[Aim]:
Entries follow. Set all of them down as they stand.

## START Information provided

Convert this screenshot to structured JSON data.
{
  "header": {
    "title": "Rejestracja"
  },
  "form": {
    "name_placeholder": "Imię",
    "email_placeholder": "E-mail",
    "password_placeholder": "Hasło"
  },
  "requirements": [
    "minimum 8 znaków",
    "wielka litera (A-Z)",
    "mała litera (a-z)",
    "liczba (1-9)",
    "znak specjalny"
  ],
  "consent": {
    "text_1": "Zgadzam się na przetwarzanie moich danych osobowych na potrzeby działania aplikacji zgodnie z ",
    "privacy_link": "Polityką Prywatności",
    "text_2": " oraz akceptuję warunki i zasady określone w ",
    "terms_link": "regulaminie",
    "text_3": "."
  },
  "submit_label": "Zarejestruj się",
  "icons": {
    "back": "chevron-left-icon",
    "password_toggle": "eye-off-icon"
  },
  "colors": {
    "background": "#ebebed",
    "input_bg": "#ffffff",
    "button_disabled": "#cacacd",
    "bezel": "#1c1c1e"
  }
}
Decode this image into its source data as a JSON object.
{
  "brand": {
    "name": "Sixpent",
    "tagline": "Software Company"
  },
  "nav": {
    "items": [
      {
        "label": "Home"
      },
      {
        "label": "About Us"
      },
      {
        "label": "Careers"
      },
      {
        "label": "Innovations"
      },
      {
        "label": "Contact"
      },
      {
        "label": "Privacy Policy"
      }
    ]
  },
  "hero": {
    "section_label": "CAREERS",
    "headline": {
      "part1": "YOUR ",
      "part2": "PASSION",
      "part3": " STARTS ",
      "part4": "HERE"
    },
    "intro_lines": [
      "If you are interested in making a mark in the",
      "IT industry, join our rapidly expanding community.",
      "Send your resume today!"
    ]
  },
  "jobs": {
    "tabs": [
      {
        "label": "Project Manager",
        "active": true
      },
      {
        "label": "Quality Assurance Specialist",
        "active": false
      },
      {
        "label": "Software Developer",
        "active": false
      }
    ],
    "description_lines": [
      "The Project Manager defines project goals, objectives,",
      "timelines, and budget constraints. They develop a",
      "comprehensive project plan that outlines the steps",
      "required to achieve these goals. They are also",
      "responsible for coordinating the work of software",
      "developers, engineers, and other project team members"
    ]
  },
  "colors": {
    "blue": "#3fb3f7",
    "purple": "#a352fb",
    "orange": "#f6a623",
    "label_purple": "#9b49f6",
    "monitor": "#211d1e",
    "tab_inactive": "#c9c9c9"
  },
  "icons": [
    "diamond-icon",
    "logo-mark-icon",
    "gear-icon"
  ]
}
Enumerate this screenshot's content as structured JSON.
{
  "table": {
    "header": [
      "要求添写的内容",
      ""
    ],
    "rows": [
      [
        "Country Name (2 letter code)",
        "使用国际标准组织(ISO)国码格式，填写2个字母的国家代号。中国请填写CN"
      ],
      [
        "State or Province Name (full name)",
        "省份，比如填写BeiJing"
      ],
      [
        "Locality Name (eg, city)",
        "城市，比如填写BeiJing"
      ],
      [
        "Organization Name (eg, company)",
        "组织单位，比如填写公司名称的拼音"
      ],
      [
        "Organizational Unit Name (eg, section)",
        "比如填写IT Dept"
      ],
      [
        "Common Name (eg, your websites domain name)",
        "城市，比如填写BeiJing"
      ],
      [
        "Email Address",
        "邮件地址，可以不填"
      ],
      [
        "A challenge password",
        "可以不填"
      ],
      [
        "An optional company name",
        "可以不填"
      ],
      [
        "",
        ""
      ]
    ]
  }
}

## END Information provided

[Written response]:
Convert this screenshot to structured JSON data.
{
  "header": {
    "title": "Rejestracja"
  },
  "form": {
    "name_placeholder": "Imię",
    "email_placeholder": "E-mail",
    "password_placeholder": "Hasło"
  },
  "requirements": [
    "minimum 8 znaków",
    "wielka litera (A-Z)",
    "mała litera (a-z)",
    "liczba (1-9)",
    "znak specjalny"
  ],
  "consent": {
    "text_1": "Zgadzam się na przetwarzanie moich danych osobowych na potrzeby działania aplikacji zgodnie z ",
    "privacy_link": "Polityką Prywatności",
    "text_2": " oraz akceptuję warunki i zasady określone w ",
    "terms_link": "regulaminie",
    "text_3": "."
  },
  "submit_label": "Zarejestruj się",
  "icons": {
    "back": "chevron-left-icon",
    "password_toggle": "eye-off-icon"
  },
  "colors": {
    "background": "#ebebed",
    "input_bg": "#ffffff",
    "button_disabled": "#cacacd",
    "bezel": "#1c1c1e"
  }
}
Decode this image into its source data as a JSON object.
{
  "brand": {
    "name": "Sixpent",
    "tagline": "Software Company"
  },
  "nav": {
    "items": [
      {
        "label": "Home"
      },
      {
        "label": "About Us"
      },
      {
        "label": "Careers"
      },
      {
        "label": "Innovations"
      },
      {
        "label": "Contact"
      },
      {
        "label": "Privacy Policy"
      }
    ]
  },
  "hero": {
    "section_label": "CAREERS",
    "headline": {
      "part1": "YOUR ",
      "part2": "PASSION",
      "part3": " STARTS ",
      "part4": "HERE"
    },
    "intro_lines": [
      "If you are interested in making a mark in the",
      "IT industry, join our rapidly expanding community.",
      "Send your resume today!"
    ]
  },
  "jobs": {
    "tabs": [
      {
        "label": "Project Manager",
        "active": true
      },
      {
        "label": "Quality Assurance Specialist",
        "active": false
      },
      {
        "label": "Software Developer",
        "active": false
      }
    ],
    "description_lines": [
      "The Project Manager defines project goals, objectives,",
      "timelines, and budget constraints. They develop a",
      "comprehensive project plan that outlines the steps",
      "required to achieve these goals. They are also",
      "responsible for coordinating the work of software",
      "developers, engineers, and other project team members"
    ]
  },
  "colors": {
    "blue": "#3fb3f7",
    "purple": "#a352fb",
    "orange": "#f6a623",
    "label_purple": "#9b49f6",
    "monitor": "#211d1e",
    "tab_inactive": "#c9c9c9"
  },
  "icons": [
    "diamond-icon",
    "logo-mark-icon",
    "gear-icon"
  ]
}
Enumerate this screenshot's content as structured JSON.
{
  "table": {
    "header": [
      "要求添写的内容",
      ""
    ],
    "rows": [
      [
        "Country Name (2 letter code)",
        "使用国际标准组织(ISO)国码格式，填写2个字母的国家代号。中国请填写CN"
      ],
      [
        "State or Province Name (full name)",
        "省份，比如填写BeiJing"
      ],
      [
        "Locality Name (eg, city)",
        "城市，比如填写BeiJing"
      ],
      [
        "Organization Name (eg, company)",
        "组织单位，比如填写公司名称的拼音"
      ],
      [
        "Organizational Unit Name (eg, section)",
        "比如填写IT Dept"
      ],
      [
        "Common Name (eg, your websites domain name)",
        "城市，比如填写BeiJing"
      ],
      [
        "Email Address",
        "邮件地址，可以不填"
      ],
      [
        "A challenge password",
        "可以不填"
      ],
      [
        "An optional company name",
        "可以不填"
      ],
      [
        "",
        ""
      ]
    ]
  }
}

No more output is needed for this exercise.